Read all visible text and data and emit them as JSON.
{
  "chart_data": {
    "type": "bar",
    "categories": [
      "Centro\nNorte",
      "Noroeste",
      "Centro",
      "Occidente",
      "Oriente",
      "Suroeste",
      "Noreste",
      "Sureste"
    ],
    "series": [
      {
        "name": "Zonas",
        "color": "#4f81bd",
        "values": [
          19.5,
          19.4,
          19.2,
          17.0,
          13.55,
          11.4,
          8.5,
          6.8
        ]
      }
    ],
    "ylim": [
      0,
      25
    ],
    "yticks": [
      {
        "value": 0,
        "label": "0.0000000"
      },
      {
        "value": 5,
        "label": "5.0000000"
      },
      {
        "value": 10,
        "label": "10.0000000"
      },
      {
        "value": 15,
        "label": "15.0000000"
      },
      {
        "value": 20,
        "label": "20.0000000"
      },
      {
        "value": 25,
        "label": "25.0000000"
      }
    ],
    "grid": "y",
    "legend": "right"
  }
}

..........

* _PROBLEM REQUIREMENTS_
Wherever the string "label" appears in the entries above, list that line.

* _RESPONSE TO THE EXERCISE_
        "label": "0.0000000"
        "label": "5.0000000"
        "label": "10.0000000"
        "label": "15.0000000"
        "label": "20.0000000"
        "label": "25.0000000"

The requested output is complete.